92 Misc. 2d 126 | N.Y. Fam. Ct. | 1977
OPINION OF THE COURT
When this court on September 30, 1977 ruled on respondent’s motion to dismiss the petition herein, it was extremely concerned over the fact that it appeared that the Probation Department, after having received a referral from the Juvenile Aid Service, had delayed its adjustment efforts for almost four months. The court thereupon made inquiries with reference to this alleged adjustment delay with the Deputy Director in charge of the Family Court Unit of the Suffolk County Probation Department. His memorandum to the court dated October 14, 1977 with supporting documentation indicates that a referral from Juvenile Aid Service was received by the Probation Department on January 17, 1977, that immediately thereafter on January 18, 1977 a letter was sent to the juvenile and his parents inviting them to discuss the matter with the Family Court Intake Unit of the Department of Probation, that on January 26, 1977 the juvenile’s parents contacted the Department of Probation and were interviewed
In view of the additional facts which have been made available to the court, it will now consider respondent’s motion de novo.
In this matter it is alleged that on October 12, 1976 respondent committed acts which would constitute, if respondent had been an adult, the crime of arson, third degree, a violation of section 150.10 of the Penal Law of the State of New York.
The respondent moves for a dismissal upon the grounds that he has been denied a speedy trial in violation of his constitutional rights under the Sixth and Fourteenth Amendments of the United States Constitution and CPL article 30 and CPL 170.30 (subd 1, par [e]) and further that this court lacks jurisdiction over the subject matter because of the Suffolk County Probation Department’s failure to comply with subdivision (c) of section 734 of the Family Court Act. That section, entitled "Rules of court for preliminary procedure”, provides in subdivision (c) thereof as follows: "Efforts at adjustment pursuant to rules of court under this section may not extend for a period of more than two months without leave of a judge of the court, who may extend the period for an additional sixty days”. (Emphasis supplied.)

☆ ☆ ☆ ☆

THE EXERCISE :: Repeat the court opinion above word for word, from start to finish.

☆ ☆ ☆ ☆

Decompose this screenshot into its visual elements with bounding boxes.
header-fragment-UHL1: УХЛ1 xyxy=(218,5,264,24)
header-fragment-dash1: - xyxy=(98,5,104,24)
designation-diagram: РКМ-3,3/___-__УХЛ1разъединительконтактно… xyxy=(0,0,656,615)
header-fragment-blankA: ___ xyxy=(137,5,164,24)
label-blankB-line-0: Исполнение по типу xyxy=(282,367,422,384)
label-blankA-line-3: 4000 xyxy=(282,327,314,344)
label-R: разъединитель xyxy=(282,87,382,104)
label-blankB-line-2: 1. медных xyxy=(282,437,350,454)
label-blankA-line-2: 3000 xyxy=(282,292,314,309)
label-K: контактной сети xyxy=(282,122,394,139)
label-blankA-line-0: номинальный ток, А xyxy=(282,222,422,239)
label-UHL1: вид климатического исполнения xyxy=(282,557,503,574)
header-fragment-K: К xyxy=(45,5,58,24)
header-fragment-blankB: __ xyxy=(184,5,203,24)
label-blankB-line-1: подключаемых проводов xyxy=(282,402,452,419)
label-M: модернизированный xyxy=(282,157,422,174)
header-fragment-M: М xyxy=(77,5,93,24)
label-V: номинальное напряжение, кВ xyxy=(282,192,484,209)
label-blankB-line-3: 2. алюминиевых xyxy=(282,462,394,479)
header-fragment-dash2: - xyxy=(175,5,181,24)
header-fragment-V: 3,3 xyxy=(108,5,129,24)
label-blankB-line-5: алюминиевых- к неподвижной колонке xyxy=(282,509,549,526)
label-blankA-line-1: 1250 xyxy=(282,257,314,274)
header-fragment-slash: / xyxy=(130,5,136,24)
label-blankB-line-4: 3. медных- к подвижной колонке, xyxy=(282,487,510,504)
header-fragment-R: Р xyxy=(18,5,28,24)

☆ ☆ ☆ ☆

THE ANSWER ::
92 Misc. 2d 126 | N.Y. Fam. Ct. | 1977
OPINION OF THE COURT
When this court on September 30, 1977 ruled on respondent’s motion to dismiss the petition herein, it was extremely concerned over the fact that it appeared that the Probation Department, after having received a referral from the Juvenile Aid Service, had delayed its adjustment efforts for almost four months. The court thereupon made inquiries with reference to this alleged adjustment delay with the Deputy Director in charge of the Family Court Unit of the Suffolk County Probation Department. His memorandum to the court dated October 14, 1977 with supporting documentation indicates that a referral from Juvenile Aid Service was received by the Probation Department on January 17, 1977, that immediately thereafter on January 18, 1977 a letter was sent to the juvenile and his parents inviting them to discuss the matter with the Family Court Intake Unit of the Department of Probation, that on January 26, 1977 the juvenile’s parents contacted the Department of Probation and were interviewed
In view of the additional facts which have been made available to the court, it will now consider respondent’s motion de novo.
In this matter it is alleged that on October 12, 1976 respondent committed acts which would constitute, if respondent had been an adult, the crime of arson, third degree, a violation of section 150.10 of the Penal Law of the State of New York.
The respondent moves for a dismissal upon the grounds that he has been denied a speedy trial in violation of his constitutional rights under the Sixth and Fourteenth Amendments of the United States Constitution and CPL article 30 and CPL 170.30 (subd 1, par [e]) and further that this court lacks jurisdiction over the subject matter because of the Suffolk County Probation Department’s failure to comply with subdivision (c) of section 734 of the Family Court Act. That section, entitled "Rules of court for preliminary procedure”, provides in subdivision (c) thereof as follows: "Efforts at adjustment pursuant to rules of court under this section may not extend for a period of more than two months without leave of a judge of the court, who may extend the period for an additional sixty days”. (Emphasis supplied.)